>> begin Available data

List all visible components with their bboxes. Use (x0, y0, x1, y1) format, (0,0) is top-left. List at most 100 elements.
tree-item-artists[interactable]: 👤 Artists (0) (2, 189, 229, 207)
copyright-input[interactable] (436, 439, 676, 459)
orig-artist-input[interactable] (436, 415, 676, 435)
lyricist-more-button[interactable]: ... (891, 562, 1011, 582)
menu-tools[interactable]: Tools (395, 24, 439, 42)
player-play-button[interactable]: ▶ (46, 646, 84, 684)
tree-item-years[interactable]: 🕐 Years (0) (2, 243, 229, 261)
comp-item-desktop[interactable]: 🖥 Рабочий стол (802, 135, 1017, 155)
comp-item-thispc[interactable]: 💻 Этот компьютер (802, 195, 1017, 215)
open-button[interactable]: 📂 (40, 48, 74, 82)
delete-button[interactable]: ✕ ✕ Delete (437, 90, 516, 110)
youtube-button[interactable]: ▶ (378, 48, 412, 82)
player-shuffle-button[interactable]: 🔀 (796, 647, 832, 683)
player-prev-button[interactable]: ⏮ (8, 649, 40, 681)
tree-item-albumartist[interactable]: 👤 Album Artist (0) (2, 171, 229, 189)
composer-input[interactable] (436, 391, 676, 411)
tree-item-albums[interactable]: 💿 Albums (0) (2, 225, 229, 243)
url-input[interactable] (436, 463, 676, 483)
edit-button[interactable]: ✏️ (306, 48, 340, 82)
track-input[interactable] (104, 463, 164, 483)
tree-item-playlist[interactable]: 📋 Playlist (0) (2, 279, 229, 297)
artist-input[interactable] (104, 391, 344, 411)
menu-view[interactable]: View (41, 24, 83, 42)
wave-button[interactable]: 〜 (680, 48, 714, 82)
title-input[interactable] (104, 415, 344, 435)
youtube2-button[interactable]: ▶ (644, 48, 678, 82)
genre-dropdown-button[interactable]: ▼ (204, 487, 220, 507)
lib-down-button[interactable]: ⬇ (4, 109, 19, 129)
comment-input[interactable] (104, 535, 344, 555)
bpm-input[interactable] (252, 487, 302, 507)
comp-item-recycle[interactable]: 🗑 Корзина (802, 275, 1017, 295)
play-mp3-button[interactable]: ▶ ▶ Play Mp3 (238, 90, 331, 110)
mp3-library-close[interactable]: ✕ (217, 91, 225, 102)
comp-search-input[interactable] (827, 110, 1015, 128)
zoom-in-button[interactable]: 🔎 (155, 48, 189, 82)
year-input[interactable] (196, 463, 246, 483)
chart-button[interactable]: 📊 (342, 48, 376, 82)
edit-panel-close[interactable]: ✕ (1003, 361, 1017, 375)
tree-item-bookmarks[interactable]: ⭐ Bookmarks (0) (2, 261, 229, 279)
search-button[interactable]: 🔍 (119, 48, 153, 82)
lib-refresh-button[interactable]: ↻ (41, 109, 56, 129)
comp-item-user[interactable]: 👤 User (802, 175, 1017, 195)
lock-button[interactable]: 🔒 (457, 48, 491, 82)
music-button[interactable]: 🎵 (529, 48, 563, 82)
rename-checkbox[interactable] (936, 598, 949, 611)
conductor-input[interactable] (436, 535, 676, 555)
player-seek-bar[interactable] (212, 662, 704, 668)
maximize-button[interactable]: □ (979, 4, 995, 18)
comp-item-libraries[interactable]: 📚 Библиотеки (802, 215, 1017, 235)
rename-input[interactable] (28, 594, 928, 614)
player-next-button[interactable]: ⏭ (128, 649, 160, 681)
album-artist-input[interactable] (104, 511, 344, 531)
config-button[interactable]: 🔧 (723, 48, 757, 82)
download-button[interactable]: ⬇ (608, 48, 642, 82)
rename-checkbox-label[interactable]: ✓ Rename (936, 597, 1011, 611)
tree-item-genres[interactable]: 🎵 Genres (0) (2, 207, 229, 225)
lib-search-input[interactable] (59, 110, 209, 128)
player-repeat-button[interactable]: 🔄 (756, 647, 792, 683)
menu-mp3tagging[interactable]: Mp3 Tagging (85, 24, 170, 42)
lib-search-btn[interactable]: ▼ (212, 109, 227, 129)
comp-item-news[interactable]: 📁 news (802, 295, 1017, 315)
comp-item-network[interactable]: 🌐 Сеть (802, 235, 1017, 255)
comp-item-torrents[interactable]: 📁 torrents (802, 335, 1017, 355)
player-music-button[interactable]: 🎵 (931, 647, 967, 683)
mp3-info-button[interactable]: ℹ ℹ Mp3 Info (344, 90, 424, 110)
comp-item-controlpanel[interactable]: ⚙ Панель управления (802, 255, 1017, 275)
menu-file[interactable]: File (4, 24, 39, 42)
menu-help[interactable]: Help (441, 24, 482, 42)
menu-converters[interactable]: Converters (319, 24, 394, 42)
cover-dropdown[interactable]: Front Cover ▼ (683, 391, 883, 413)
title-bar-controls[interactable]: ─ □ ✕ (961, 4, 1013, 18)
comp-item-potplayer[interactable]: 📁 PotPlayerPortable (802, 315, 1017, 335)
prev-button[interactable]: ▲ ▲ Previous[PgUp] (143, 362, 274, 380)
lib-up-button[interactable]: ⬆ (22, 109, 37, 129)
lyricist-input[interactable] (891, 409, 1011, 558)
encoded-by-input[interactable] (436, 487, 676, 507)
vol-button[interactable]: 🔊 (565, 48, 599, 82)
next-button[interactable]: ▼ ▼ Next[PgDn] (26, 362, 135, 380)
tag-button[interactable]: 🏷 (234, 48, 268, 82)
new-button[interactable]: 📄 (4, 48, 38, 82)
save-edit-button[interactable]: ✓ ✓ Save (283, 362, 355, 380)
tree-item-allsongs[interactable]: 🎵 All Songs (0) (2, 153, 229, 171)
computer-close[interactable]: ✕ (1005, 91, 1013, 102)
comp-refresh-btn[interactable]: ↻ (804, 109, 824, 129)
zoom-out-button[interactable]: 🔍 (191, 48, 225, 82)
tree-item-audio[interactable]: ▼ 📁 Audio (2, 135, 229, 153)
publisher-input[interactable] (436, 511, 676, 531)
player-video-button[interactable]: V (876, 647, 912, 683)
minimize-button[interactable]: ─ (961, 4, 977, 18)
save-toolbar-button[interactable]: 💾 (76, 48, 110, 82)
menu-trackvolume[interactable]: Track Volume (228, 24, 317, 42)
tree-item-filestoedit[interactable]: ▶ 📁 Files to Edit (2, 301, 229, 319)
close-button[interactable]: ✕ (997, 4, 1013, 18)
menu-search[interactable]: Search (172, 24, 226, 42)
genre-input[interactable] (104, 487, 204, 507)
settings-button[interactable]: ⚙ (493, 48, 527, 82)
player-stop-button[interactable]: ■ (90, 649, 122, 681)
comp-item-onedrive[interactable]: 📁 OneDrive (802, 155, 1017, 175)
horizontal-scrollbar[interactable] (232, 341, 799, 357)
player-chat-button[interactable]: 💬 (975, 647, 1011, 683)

>> end Available data

▶ [Problem to work on]:
Update the data above by replacing every occurrence of "interactable" with "clickable", leaving all other text unchanged.

▶ [Full output]:
List all visible components with their bboxes. Use (x0, y0, x1, y1) format, (0,0) is top-left. List at most 100 elements.
tree-item-artists[clickable]: 👤 Artists (0) (2, 189, 229, 207)
copyright-input[clickable] (436, 439, 676, 459)
orig-artist-input[clickable] (436, 415, 676, 435)
lyricist-more-button[clickable]: ... (891, 562, 1011, 582)
menu-tools[clickable]: Tools (395, 24, 439, 42)
player-play-button[clickable]: ▶ (46, 646, 84, 684)
tree-item-years[clickable]: 🕐 Years (0) (2, 243, 229, 261)
comp-item-desktop[clickable]: 🖥 Рабочий стол (802, 135, 1017, 155)
comp-item-thispc[clickable]: 💻 Этот компьютер (802, 195, 1017, 215)
open-button[clickable]: 📂 (40, 48, 74, 82)
delete-button[clickable]: ✕ ✕ Delete (437, 90, 516, 110)
youtube-button[clickable]: ▶ (378, 48, 412, 82)
player-shuffle-button[clickable]: 🔀 (796, 647, 832, 683)
player-prev-button[clickable]: ⏮ (8, 649, 40, 681)
tree-item-albumartist[clickable]: 👤 Album Artist (0) (2, 171, 229, 189)
composer-input[clickable] (436, 391, 676, 411)
tree-item-albums[clickable]: 💿 Albums (0) (2, 225, 229, 243)
url-input[clickable] (436, 463, 676, 483)
edit-button[clickable]: ✏️ (306, 48, 340, 82)
track-input[clickable] (104, 463, 164, 483)
tree-item-playlist[clickable]: 📋 Playlist (0) (2, 279, 229, 297)
artist-input[clickable] (104, 391, 344, 411)
menu-view[clickable]: View (41, 24, 83, 42)
wave-button[clickable]: 〜 (680, 48, 714, 82)
title-input[clickable] (104, 415, 344, 435)
youtube2-button[clickable]: ▶ (644, 48, 678, 82)
genre-dropdown-button[clickable]: ▼ (204, 487, 220, 507)
lib-down-button[clickable]: ⬇ (4, 109, 19, 129)
comment-input[clickable] (104, 535, 344, 555)
bpm-input[clickable] (252, 487, 302, 507)
comp-item-recycle[clickable]: 🗑 Корзина (802, 275, 1017, 295)
play-mp3-button[clickable]: ▶ ▶ Play Mp3 (238, 90, 331, 110)
mp3-library-close[clickable]: ✕ (217, 91, 225, 102)
comp-search-input[clickable] (827, 110, 1015, 128)
zoom-in-button[clickable]: 🔎 (155, 48, 189, 82)
year-input[clickable] (196, 463, 246, 483)
chart-button[clickable]: 📊 (342, 48, 376, 82)
edit-panel-close[clickable]: ✕ (1003, 361, 1017, 375)
tree-item-bookmarks[clickable]: ⭐ Bookmarks (0) (2, 261, 229, 279)
search-button[clickable]: 🔍 (119, 48, 153, 82)
lib-refresh-button[clickable]: ↻ (41, 109, 56, 129)
comp-item-user[clickable]: 👤 User (802, 175, 1017, 195)
lock-button[clickable]: 🔒 (457, 48, 491, 82)
music-button[clickable]: 🎵 (529, 48, 563, 82)
rename-checkbox[clickable] (936, 598, 949, 611)
conductor-input[clickable] (436, 535, 676, 555)
player-seek-bar[clickable] (212, 662, 704, 668)
maximize-button[clickable]: □ (979, 4, 995, 18)
comp-item-libraries[clickable]: 📚 Библиотеки (802, 215, 1017, 235)
rename-input[clickable] (28, 594, 928, 614)
player-next-button[clickable]: ⏭ (128, 649, 160, 681)
album-artist-input[clickable] (104, 511, 344, 531)
config-button[clickable]: 🔧 (723, 48, 757, 82)
download-button[clickable]: ⬇ (608, 48, 642, 82)
rename-checkbox-label[clickable]: ✓ Rename (936, 597, 1011, 611)
tree-item-genres[clickable]: 🎵 Genres (0) (2, 207, 229, 225)
lib-search-input[clickable] (59, 110, 209, 128)
player-repeat-button[clickable]: 🔄 (756, 647, 792, 683)
menu-mp3tagging[clickable]: Mp3 Tagging (85, 24, 170, 42)
lib-search-btn[clickable]: ▼ (212, 109, 227, 129)
comp-item-news[clickable]: 📁 news (802, 295, 1017, 315)
comp-item-network[clickable]: 🌐 Сеть (802, 235, 1017, 255)
comp-item-torrents[clickable]: 📁 torrents (802, 335, 1017, 355)
player-music-button[clickable]: 🎵 (931, 647, 967, 683)
mp3-info-button[clickable]: ℹ ℹ Mp3 Info (344, 90, 424, 110)
comp-item-controlpanel[clickable]: ⚙ Панель управления (802, 255, 1017, 275)
menu-file[clickable]: File (4, 24, 39, 42)
menu-help[clickable]: Help (441, 24, 482, 42)
menu-converters[clickable]: Converters (319, 24, 394, 42)
cover-dropdown[clickable]: Front Cover ▼ (683, 391, 883, 413)
title-bar-controls[clickable]: ─ □ ✕ (961, 4, 1013, 18)
comp-item-potplayer[clickable]: 📁 PotPlayerPortable (802, 315, 1017, 335)
prev-button[clickable]: ▲ ▲ Previous[PgUp] (143, 362, 274, 380)
lib-up-button[clickable]: ⬆ (22, 109, 37, 129)
lyricist-input[clickable] (891, 409, 1011, 558)
encoded-by-input[clickable] (436, 487, 676, 507)
vol-button[clickable]: 🔊 (565, 48, 599, 82)
next-button[clickable]: ▼ ▼ Next[PgDn] (26, 362, 135, 380)
tag-button[clickable]: 🏷 (234, 48, 268, 82)
new-button[clickable]: 📄 (4, 48, 38, 82)
save-edit-button[clickable]: ✓ ✓ Save (283, 362, 355, 380)
tree-item-allsongs[clickable]: 🎵 All Songs (0) (2, 153, 229, 171)
computer-close[clickable]: ✕ (1005, 91, 1013, 102)
comp-refresh-btn[clickable]: ↻ (804, 109, 824, 129)
zoom-out-button[clickable]: 🔍 (191, 48, 225, 82)
tree-item-audio[clickable]: ▼ 📁 Audio (2, 135, 229, 153)
publisher-input[clickable] (436, 511, 676, 531)
player-video-button[clickable]: V (876, 647, 912, 683)
minimize-button[clickable]: ─ (961, 4, 977, 18)
save-toolbar-button[clickable]: 💾 (76, 48, 110, 82)
menu-trackvolume[clickable]: Track Volume (228, 24, 317, 42)
tree-item-filestoedit[clickable]: ▶ 📁 Files to Edit (2, 301, 229, 319)
close-button[clickable]: ✕ (997, 4, 1013, 18)
menu-search[clickable]: Search (172, 24, 226, 42)
genre-input[clickable] (104, 487, 204, 507)
settings-button[clickable]: ⚙ (493, 48, 527, 82)
player-stop-button[clickable]: ■ (90, 649, 122, 681)
comp-item-onedrive[clickable]: 📁 OneDrive (802, 155, 1017, 175)
horizontal-scrollbar[clickable] (232, 341, 799, 357)
player-chat-button[clickable]: 💬 (975, 647, 1011, 683)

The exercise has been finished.